===== Excerpt to read

Speaking at the Centre for Secure Information Technologies’ (CSIT) World Cyber Security Technology Research Summit 2017 in Belfast today, Secure Chorus’ board director and CEO Elisabetta Zaccaria discussed secure communications for the enterprise and shone a light on its importance for businesses of all kinds.
“If we all agree that data is the new oil, then we should care about any kind of data we discuss in an organization, and I don’t think any organization is excluded from this”, she said.
Organizations discuss many different kinds of sensitive issues (business plans, trade secrets, personal data, etc) and multimedia data is just as important as other data we protect. However, Zaccaria argued that companies are often not aware of the risks surrounding unprotected multimedia communications, and she pointed to four risks in particular:
1. Do you know who is calling you or receiving your call? Calls can be placed to or received from an attacker without the user realizing, resulting in compromises of spoken data.
2. Do you know who is accessing the networks? An attacker with privileged network access can access content and metadata for a user on that network.
3. Compromised or false cellular base stations. An attacker can compromise a cellular base station, or use a false base station, and gain access to content and metadata for all users on that base station.

==========

§ What you will do
• a. From the secure communications excerpt, return the passage starting at "2. Do you know" and ending at "that base station.", copied word for word.
• b. Answer these questions using the secure communications excerpt:
(i) In which city was the summit held?
(ii) What can an attacker with privileged network access get to?
(iii) Which positions does Elisabetta Zaccaria hold at Secure Chorus?

===== Information

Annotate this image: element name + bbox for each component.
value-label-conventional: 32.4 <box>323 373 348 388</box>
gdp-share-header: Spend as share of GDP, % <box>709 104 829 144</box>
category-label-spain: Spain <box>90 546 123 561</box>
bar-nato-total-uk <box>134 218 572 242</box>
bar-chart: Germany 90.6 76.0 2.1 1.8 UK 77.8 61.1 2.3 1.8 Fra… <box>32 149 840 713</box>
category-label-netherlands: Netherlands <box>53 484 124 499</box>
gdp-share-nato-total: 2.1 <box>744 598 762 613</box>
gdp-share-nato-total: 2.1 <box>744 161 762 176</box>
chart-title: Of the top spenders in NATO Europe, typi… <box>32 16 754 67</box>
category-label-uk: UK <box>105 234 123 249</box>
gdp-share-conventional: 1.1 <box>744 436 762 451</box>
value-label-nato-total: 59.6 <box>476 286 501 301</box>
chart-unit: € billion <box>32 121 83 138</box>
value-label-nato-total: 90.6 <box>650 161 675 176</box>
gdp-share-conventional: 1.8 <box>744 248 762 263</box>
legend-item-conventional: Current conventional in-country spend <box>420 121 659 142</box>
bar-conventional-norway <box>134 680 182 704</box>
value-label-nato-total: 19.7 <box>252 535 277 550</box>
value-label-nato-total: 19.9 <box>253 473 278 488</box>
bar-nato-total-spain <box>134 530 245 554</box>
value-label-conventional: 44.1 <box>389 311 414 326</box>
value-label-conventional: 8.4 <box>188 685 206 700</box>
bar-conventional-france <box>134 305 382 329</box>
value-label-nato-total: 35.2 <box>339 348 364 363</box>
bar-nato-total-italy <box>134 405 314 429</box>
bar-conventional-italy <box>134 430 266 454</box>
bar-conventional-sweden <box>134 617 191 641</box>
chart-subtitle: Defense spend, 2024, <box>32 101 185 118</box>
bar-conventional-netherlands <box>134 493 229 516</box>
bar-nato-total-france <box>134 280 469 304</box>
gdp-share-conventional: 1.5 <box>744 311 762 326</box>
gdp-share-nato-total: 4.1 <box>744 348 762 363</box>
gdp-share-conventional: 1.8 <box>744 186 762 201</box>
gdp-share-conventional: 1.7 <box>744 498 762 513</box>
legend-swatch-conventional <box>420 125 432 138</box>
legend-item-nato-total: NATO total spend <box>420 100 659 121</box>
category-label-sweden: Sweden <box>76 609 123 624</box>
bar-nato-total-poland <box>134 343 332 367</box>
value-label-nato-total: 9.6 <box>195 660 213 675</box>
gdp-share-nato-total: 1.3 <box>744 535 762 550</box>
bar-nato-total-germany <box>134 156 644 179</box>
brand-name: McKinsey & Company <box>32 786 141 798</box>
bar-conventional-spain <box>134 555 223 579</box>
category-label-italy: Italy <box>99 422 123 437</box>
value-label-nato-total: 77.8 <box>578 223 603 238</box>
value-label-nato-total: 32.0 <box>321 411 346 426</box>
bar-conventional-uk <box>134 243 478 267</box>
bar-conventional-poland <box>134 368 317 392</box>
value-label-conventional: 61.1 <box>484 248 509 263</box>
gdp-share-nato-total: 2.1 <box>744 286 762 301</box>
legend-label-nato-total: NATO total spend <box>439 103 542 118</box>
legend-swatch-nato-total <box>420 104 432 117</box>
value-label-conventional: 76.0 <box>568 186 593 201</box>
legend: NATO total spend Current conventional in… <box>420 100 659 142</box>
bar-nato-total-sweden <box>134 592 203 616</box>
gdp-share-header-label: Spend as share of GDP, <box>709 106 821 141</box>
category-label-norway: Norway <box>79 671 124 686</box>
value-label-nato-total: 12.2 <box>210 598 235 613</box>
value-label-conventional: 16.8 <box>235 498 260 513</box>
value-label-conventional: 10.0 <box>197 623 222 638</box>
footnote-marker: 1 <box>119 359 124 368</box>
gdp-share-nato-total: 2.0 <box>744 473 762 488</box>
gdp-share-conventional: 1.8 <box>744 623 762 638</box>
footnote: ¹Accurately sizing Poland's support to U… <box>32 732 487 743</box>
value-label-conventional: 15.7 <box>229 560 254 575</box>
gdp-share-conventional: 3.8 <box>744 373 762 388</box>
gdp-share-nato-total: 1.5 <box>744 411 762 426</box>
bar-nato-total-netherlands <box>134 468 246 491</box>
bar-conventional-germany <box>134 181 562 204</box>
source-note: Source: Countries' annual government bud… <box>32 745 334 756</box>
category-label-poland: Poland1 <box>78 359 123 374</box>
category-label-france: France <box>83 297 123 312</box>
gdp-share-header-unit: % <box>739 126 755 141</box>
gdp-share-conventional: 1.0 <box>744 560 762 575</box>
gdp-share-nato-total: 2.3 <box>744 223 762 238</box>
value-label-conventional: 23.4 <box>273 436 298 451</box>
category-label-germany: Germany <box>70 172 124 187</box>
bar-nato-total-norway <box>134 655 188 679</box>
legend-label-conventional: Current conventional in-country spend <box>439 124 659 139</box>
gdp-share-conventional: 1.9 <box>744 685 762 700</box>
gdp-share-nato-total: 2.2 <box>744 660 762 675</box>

==========

§ Responses per task
• a.
2. Do you know who is accessing the networks? An attacker with privileged network access can access content and metadata for a user on that network.
3. Compromised or false cellular base stations. An attacker can compromise a cellular base station, or use a false base station, and gain access to content and metadata for all users on that base station.

• b.
(i) Belfast
(ii) Content and metadata for a user on that network
(iii) Board director and CEO